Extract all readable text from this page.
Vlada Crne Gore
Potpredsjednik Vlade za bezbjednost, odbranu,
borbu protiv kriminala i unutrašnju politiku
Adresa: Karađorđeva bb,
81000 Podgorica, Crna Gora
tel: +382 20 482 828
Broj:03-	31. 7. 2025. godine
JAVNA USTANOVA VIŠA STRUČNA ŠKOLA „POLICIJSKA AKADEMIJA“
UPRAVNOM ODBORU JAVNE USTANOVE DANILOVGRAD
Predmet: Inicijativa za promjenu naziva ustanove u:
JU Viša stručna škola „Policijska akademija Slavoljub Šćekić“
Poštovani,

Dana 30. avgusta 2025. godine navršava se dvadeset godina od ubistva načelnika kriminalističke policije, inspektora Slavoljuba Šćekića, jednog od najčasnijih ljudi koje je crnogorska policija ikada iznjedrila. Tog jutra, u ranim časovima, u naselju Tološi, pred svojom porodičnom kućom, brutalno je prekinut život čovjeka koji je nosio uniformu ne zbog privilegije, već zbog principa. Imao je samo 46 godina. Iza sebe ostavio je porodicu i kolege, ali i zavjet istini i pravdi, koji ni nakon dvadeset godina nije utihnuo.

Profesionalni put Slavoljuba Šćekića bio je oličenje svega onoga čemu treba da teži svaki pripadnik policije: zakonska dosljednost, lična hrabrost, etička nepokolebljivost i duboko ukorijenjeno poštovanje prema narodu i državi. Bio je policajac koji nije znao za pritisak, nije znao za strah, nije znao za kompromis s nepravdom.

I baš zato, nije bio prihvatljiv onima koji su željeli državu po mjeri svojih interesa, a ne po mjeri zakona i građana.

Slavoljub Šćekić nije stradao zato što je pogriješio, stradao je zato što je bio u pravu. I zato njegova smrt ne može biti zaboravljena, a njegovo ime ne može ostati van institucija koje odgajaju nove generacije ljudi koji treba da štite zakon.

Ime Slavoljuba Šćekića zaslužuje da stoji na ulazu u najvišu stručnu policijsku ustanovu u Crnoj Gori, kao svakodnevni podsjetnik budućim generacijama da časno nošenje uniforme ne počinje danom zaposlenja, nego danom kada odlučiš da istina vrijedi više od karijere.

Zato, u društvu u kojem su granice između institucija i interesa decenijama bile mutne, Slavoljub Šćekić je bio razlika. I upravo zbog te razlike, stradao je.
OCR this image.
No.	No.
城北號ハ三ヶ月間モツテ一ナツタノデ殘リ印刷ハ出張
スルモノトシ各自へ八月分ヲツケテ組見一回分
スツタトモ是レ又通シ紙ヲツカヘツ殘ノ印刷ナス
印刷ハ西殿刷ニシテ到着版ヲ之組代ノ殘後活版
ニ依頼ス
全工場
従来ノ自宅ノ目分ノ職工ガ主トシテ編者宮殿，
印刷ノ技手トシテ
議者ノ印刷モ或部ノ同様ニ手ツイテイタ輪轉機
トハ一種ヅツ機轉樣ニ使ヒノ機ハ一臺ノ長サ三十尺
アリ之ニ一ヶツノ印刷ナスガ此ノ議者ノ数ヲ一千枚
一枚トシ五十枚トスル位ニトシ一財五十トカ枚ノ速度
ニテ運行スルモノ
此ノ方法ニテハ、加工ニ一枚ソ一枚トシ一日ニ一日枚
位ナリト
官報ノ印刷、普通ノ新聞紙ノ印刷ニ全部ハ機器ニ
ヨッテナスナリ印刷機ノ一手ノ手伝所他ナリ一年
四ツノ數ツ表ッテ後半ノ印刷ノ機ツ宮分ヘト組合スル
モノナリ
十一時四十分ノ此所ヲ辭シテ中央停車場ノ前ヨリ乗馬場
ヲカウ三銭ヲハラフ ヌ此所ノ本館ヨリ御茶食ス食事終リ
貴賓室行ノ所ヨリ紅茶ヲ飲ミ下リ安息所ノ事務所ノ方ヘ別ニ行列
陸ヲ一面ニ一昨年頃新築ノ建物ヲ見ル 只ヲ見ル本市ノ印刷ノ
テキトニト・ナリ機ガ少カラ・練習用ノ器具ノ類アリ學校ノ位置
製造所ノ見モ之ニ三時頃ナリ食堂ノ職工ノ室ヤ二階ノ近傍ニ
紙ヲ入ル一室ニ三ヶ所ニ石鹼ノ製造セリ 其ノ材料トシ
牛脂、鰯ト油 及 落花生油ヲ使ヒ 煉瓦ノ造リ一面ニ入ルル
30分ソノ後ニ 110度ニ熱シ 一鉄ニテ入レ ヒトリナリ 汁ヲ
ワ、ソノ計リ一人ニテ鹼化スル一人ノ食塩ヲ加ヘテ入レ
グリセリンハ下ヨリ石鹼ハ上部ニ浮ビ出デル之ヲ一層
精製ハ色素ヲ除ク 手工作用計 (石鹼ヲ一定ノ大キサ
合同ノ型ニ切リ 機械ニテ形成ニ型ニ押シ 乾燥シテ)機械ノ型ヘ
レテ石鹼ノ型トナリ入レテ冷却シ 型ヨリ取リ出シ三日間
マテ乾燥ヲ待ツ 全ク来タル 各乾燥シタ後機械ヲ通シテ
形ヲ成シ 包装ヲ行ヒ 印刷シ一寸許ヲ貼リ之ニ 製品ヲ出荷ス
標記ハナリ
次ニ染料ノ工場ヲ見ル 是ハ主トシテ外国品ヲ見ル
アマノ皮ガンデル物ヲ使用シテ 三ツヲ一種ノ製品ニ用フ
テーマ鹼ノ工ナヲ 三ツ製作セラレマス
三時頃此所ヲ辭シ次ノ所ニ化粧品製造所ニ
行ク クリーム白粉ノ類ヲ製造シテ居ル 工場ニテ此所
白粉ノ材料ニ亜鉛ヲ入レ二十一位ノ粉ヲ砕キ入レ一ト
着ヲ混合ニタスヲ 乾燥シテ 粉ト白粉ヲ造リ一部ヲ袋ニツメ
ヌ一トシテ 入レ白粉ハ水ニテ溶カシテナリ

(Task goal)
Collect every line from the records above that contains the word "乾燥シテ".

(Finished exercise)
合同ノ型ニ切リ 機械ニテ形成ニ型ニ押シ 乾燥シテ)機械ノ型ヘ
着ヲ混合ニタスヲ 乾燥シテ 粉ト白粉ヲ造リ一部ヲ袋ニツメ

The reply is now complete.